Once the pictures are set aside, transcribe the remaining data exactly.
**** Data to process
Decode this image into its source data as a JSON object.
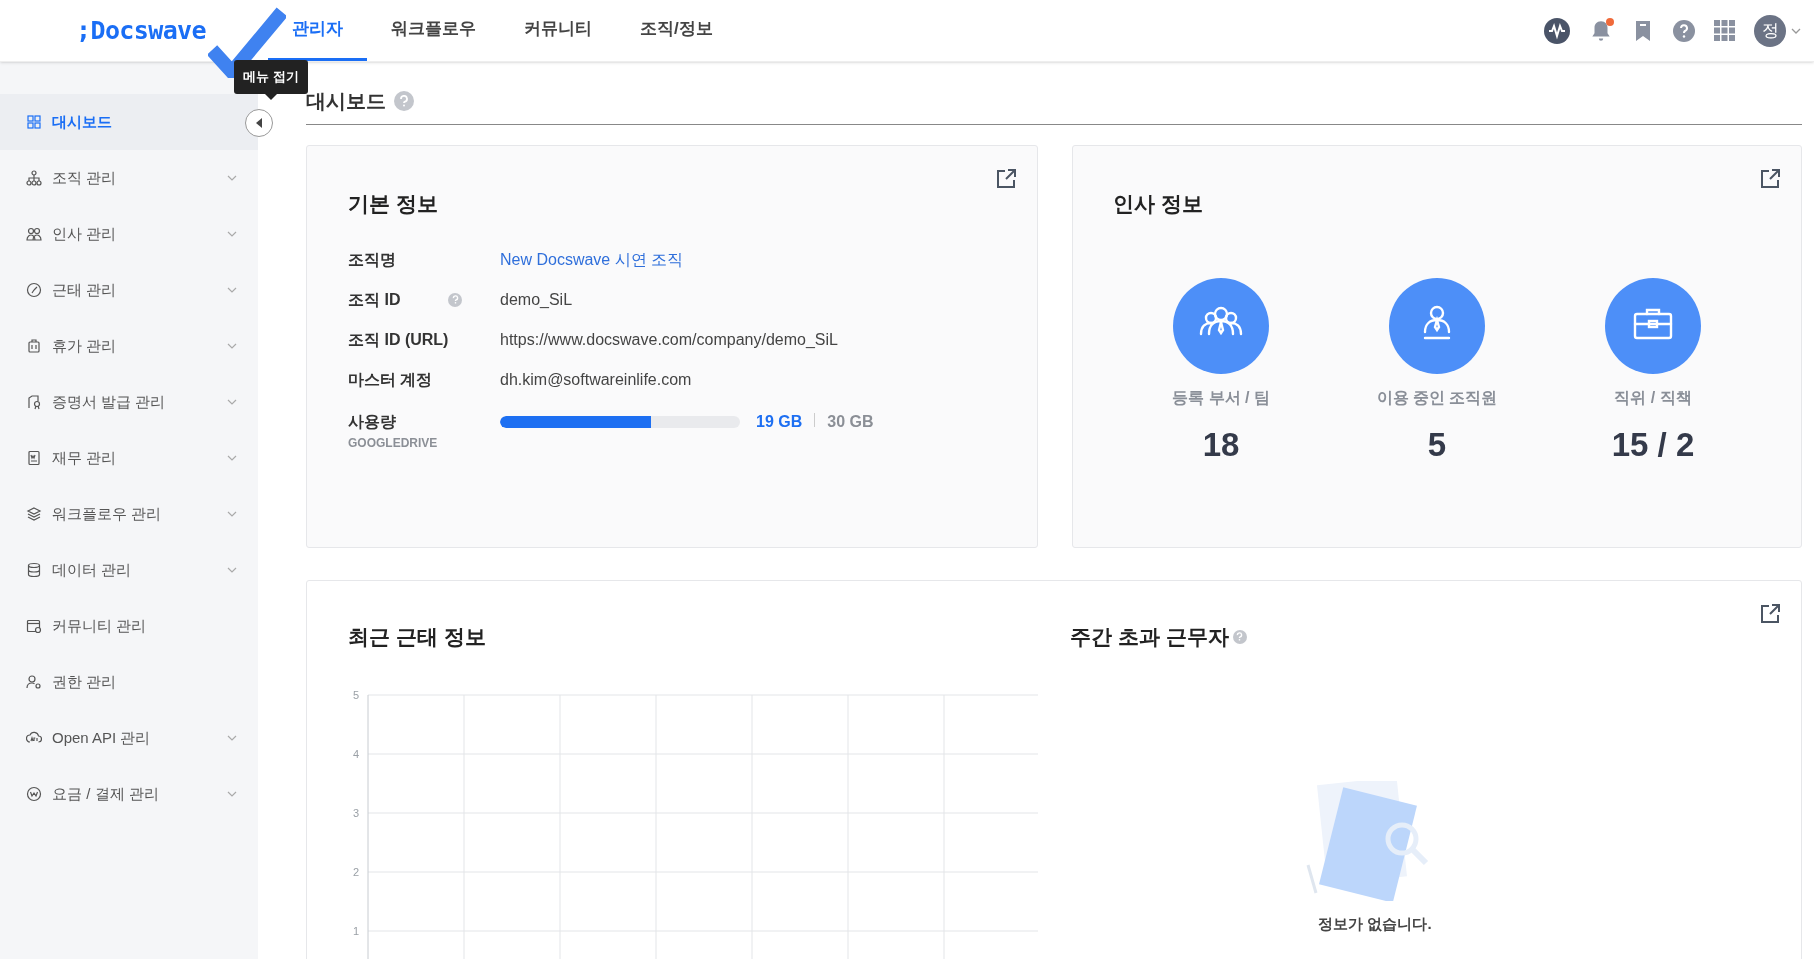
{
  "header": {
    "logo": ";Docswave",
    "tabs": [
      {
        "label": "관리자",
        "selected": true
      },
      {
        "label": "워크플로우",
        "selected": false
      },
      {
        "label": "커뮤니티",
        "selected": false
      },
      {
        "label": "조직/정보",
        "selected": false
      }
    ],
    "notification_badge": true,
    "avatar": "정"
  },
  "tooltip": "메뉴 접기",
  "sidebar": {
    "items": [
      {
        "label": "대시보드",
        "selected": true,
        "expandable": false
      },
      {
        "label": "조직 관리",
        "selected": false,
        "expandable": true
      },
      {
        "label": "인사 관리",
        "selected": false,
        "expandable": true
      },
      {
        "label": "근태 관리",
        "selected": false,
        "expandable": true
      },
      {
        "label": "휴가 관리",
        "selected": false,
        "expandable": true
      },
      {
        "label": "증명서 발급 관리",
        "selected": false,
        "expandable": true
      },
      {
        "label": "재무 관리",
        "selected": false,
        "expandable": true
      },
      {
        "label": "워크플로우 관리",
        "selected": false,
        "expandable": true
      },
      {
        "label": "데이터 관리",
        "selected": false,
        "expandable": true
      },
      {
        "label": "커뮤니티 관리",
        "selected": false,
        "expandable": false
      },
      {
        "label": "권한 관리",
        "selected": false,
        "expandable": false
      },
      {
        "label": "Open API 관리",
        "selected": false,
        "expandable": true
      },
      {
        "label": "요금 / 결제 관리",
        "selected": false,
        "expandable": true
      }
    ]
  },
  "page_title": "대시보드",
  "basic_info": {
    "title": "기본 정보",
    "rows": [
      {
        "kind": "link",
        "label": "조직명",
        "value": "New Docswave 시연 조직"
      },
      {
        "kind": "help",
        "label": "조직 ID",
        "value": "demo_SiL"
      },
      {
        "kind": "text",
        "label": "조직 ID (URL)",
        "value": "https://www.docswave.com/company/demo_SiL"
      },
      {
        "kind": "text",
        "label": "마스터 계정",
        "value": "dh.kim@softwareinlife.com"
      }
    ],
    "usage": {
      "label": "사용량",
      "sublabel": "GOOGLEDRIVE",
      "level": 0.63,
      "used": "19 GB",
      "total": "30 GB"
    }
  },
  "hr_info": {
    "title": "인사 정보",
    "stats": [
      {
        "kind": "team",
        "label": "등록 부서 / 팀",
        "value": "18"
      },
      {
        "kind": "person",
        "label": "이용 중인 조직원",
        "value": "5"
      },
      {
        "kind": "briefcase",
        "label": "직위 / 직책",
        "value": "15 / 2"
      }
    ]
  },
  "attendance": {
    "title": "최근 근태 정보",
    "axis_labels": [
      "5",
      "4",
      "3",
      "2",
      "1"
    ]
  },
  "overtime": {
    "title": "주간 초과 근무자",
    "empty_text": "정보가 없습니다."
  }
}
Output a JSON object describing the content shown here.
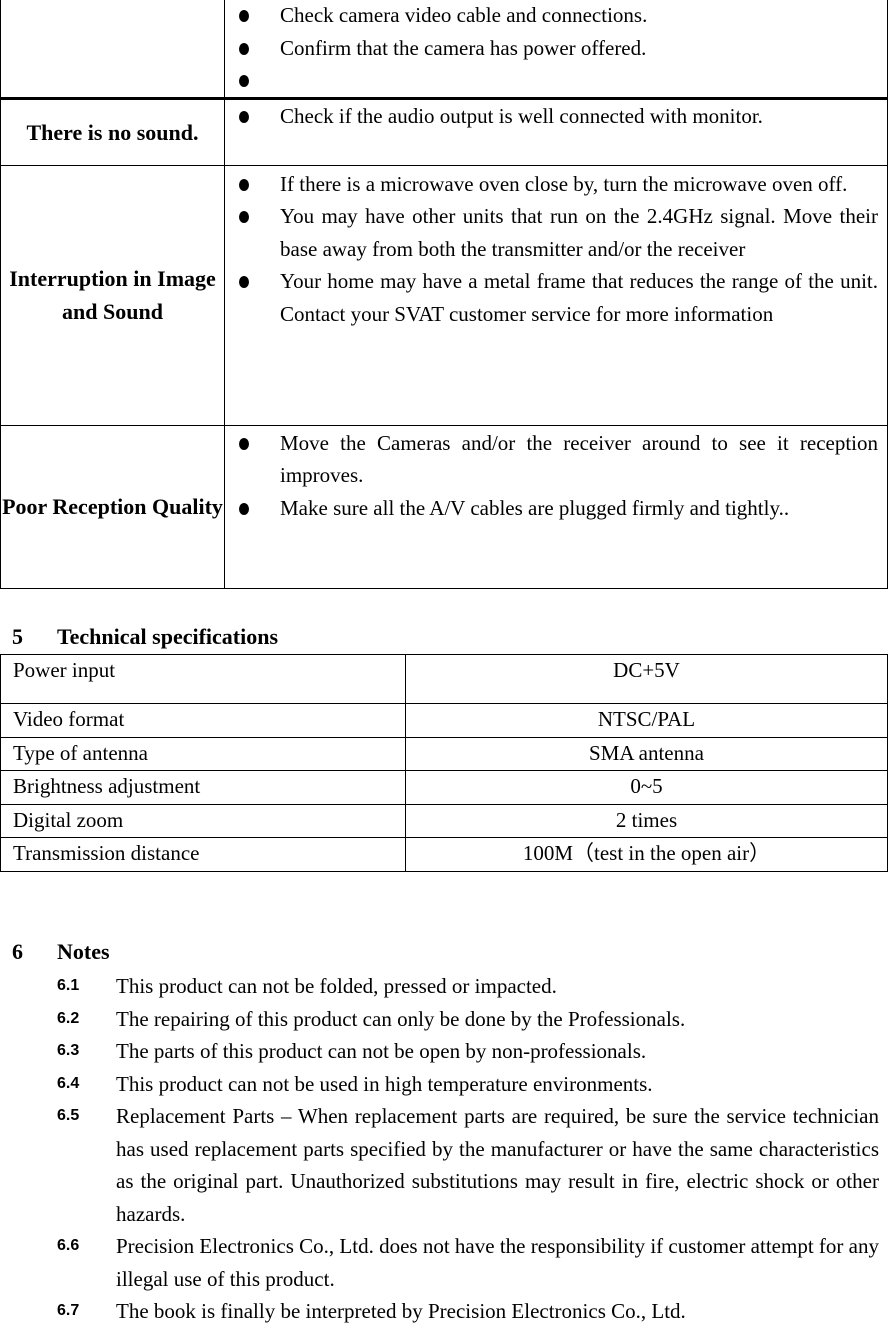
{
  "troubleshooting": {
    "rows": [
      {
        "problem": "",
        "solutions": [
          "Check camera video cable and connections.",
          "Confirm that the camera has power offered.",
          ""
        ]
      },
      {
        "problem": "There is no sound.",
        "solutions": [
          "Check if the audio output is well connected with monitor."
        ]
      },
      {
        "problem": "Interruption in Image and Sound",
        "solutions": [
          "If there is a microwave oven close by, turn the microwave oven off.",
          "You may have other units that run on the 2.4GHz signal. Move their base away from both the transmitter and/or the receiver",
          "Your home may have a metal frame that reduces the range of the unit. Contact your SVAT customer service for more information"
        ]
      },
      {
        "problem": "Poor Reception Quality",
        "solutions": [
          "Move the Cameras and/or the receiver around to see it reception improves.",
          "Make sure all the A/V cables are plugged firmly and tightly.."
        ]
      }
    ]
  },
  "spec_section": {
    "number": "5",
    "title": "Technical specifications",
    "rows": [
      {
        "key": "Power input",
        "value": "DC+5V"
      },
      {
        "key": "Video format",
        "value": "NTSC/PAL"
      },
      {
        "key": "Type of antenna",
        "value": "SMA antenna"
      },
      {
        "key": "Brightness adjustment",
        "value": "0~5"
      },
      {
        "key": "Digital zoom",
        "value": "2 times"
      },
      {
        "key": "Transmission distance",
        "value": "100M（test in the open air）"
      }
    ]
  },
  "notes_section": {
    "number": "6",
    "title": "Notes",
    "items": [
      {
        "num": "6.1",
        "text": "This product can not be folded, pressed or impacted."
      },
      {
        "num": "6.2",
        "text": "The repairing of this product can only be done by the Professionals."
      },
      {
        "num": "6.3",
        "text": "The parts of this product can not be open by non-professionals."
      },
      {
        "num": "6.4",
        "text": "This product can not be used in high temperature environments."
      },
      {
        "num": "6.5",
        "text": "Replacement Parts – When replacement parts are required, be sure the service technician has used replacement parts specified by the manufacturer or have the same characteristics as the original part. Unauthorized substitutions may result in fire, electric shock or other hazards."
      },
      {
        "num": "6.6",
        "text": "Precision Electronics Co., Ltd. does not have the responsibility if customer attempt for any illegal use of this product."
      },
      {
        "num": "6.7",
        "text": "The book is finally be interpreted by Precision Electronics Co., Ltd."
      }
    ]
  }
}
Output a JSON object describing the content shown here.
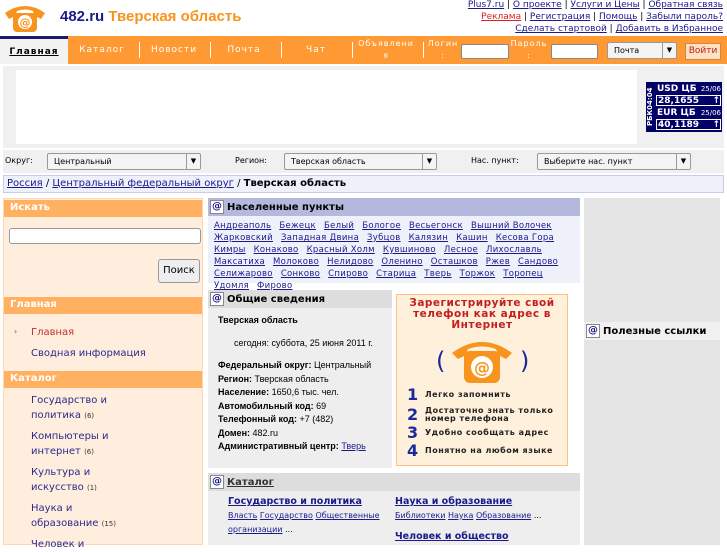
********
▶ _Output_
Decode this image into its source data as a JSON object.
{
  "header": {
    "logo": ";Docswave",
    "tabs": [
      {
        "label": "관리자",
        "selected": true
      },
      {
        "label": "워크플로우",
        "selected": false
      },
      {
        "label": "커뮤니티",
        "selected": false
      },
      {
        "label": "조직/정보",
        "selected": false
      }
    ],
    "notification_badge": true,
    "avatar": "정"
  },
  "tooltip": "메뉴 접기",
  "sidebar": {
    "items": [
      {
        "label": "대시보드",
        "selected": true,
        "expandable": false
      },
      {
        "label": "조직 관리",
        "selected": false,
        "expandable": true
      },
      {
        "label": "인사 관리",
        "selected": false,
        "expandable": true
      },
      {
        "label": "근태 관리",
        "selected": false,
        "expandable": true
      },
      {
        "label": "휴가 관리",
        "selected": false,
        "expandable": true
      },
      {
        "label": "증명서 발급 관리",
        "selected": false,
        "expandable": true
      },
      {
        "label": "재무 관리",
        "selected": false,
        "expandable": true
      },
      {
        "label": "워크플로우 관리",
        "selected": false,
        "expandable": true
      },
      {
        "label": "데이터 관리",
        "selected": false,
        "expandable": true
      },
      {
        "label": "커뮤니티 관리",
        "selected": false,
        "expandable": false
      },
      {
        "label": "권한 관리",
        "selected": false,
        "expandable": false
      },
      {
        "label": "Open API 관리",
        "selected": false,
        "expandable": true
      },
      {
        "label": "요금 / 결제 관리",
        "selected": false,
        "expandable": true
      }
    ]
  },
  "page_title": "대시보드",
  "basic_info": {
    "title": "기본 정보",
    "rows": [
      {
        "kind": "link",
        "label": "조직명",
        "value": "New Docswave 시연 조직"
      },
      {
        "kind": "help",
        "label": "조직 ID",
        "value": "demo_SiL"
      },
      {
        "kind": "text",
        "label": "조직 ID (URL)",
        "value": "https://www.docswave.com/company/demo_SiL"
      },
      {
        "kind": "text",
        "label": "마스터 계정",
        "value": "dh.kim@softwareinlife.com"
      }
    ],
    "usage": {
      "label": "사용량",
      "sublabel": "GOOGLEDRIVE",
      "level": 0.63,
      "used": "19 GB",
      "total": "30 GB"
    }
  },
  "hr_info": {
    "title": "인사 정보",
    "stats": [
      {
        "kind": "team",
        "label": "등록 부서 / 팀",
        "value": "18"
      },
      {
        "kind": "person",
        "label": "이용 중인 조직원",
        "value": "5"
      },
      {
        "kind": "briefcase",
        "label": "직위 / 직책",
        "value": "15 / 2"
      }
    ]
  },
  "attendance": {
    "title": "최근 근태 정보",
    "axis_labels": [
      "5",
      "4",
      "3",
      "2",
      "1"
    ]
  },
  "overtime": {
    "title": "주간 초과 근무자",
    "empty_text": "정보가 없습니다."
  }
}
Output a JSON object describing the content shown here.
{
  "troubleshooting": {
    "rows": [
      {
        "problem": "",
        "solutions": [
          "Check camera video cable and connections.",
          "Confirm that the camera has power offered.",
          ""
        ]
      },
      {
        "problem": "There is no sound.",
        "solutions": [
          "Check if the audio output is well connected with monitor."
        ]
      },
      {
        "problem": "Interruption in Image and Sound",
        "solutions": [
          "If there is a microwave oven close by, turn the microwave oven off.",
          "You may have other units that run on the 2.4GHz signal. Move their base away from both the transmitter and/or the receiver",
          "Your home may have a metal frame that reduces the range of the unit. Contact your SVAT customer service for more information"
        ]
      },
      {
        "problem": "Poor Reception Quality",
        "solutions": [
          "Move the Cameras and/or the receiver around to see it reception improves.",
          "Make sure all the A/V cables are plugged firmly and tightly.."
        ]
      }
    ]
  },
  "spec_section": {
    "number": "5",
    "title": "Technical specifications",
    "rows": [
      {
        "key": "Power input",
        "value": "DC+5V"
      },
      {
        "key": "Video format",
        "value": "NTSC/PAL"
      },
      {
        "key": "Type of antenna",
        "value": "SMA antenna"
      },
      {
        "key": "Brightness adjustment",
        "value": "0~5"
      },
      {
        "key": "Digital zoom",
        "value": "2 times"
      },
      {
        "key": "Transmission distance",
        "value": "100M（test in the open air）"
      }
    ]
  },
  "notes_section": {
    "number": "6",
    "title": "Notes",
    "items": [
      {
        "num": "6.1",
        "text": "This product can not be folded, pressed or impacted."
      },
      {
        "num": "6.2",
        "text": "The repairing of this product can only be done by the Professionals."
      },
      {
        "num": "6.3",
        "text": "The parts of this product can not be open by non-professionals."
      },
      {
        "num": "6.4",
        "text": "This product can not be used in high temperature environments."
      },
      {
        "num": "6.5",
        "text": "Replacement Parts – When replacement parts are required, be sure the service technician has used replacement parts specified by the manufacturer or have the same characteristics as the original part. Unauthorized substitutions may result in fire, electric shock or other hazards."
      },
      {
        "num": "6.6",
        "text": "Precision Electronics Co., Ltd. does not have the responsibility if customer attempt for any illegal use of this product."
      },
      {
        "num": "6.7",
        "text": "The book is finally be interpreted by Precision Electronics Co., Ltd."
      }
    ]
  }
}
Output a JSON object describing the content shown here.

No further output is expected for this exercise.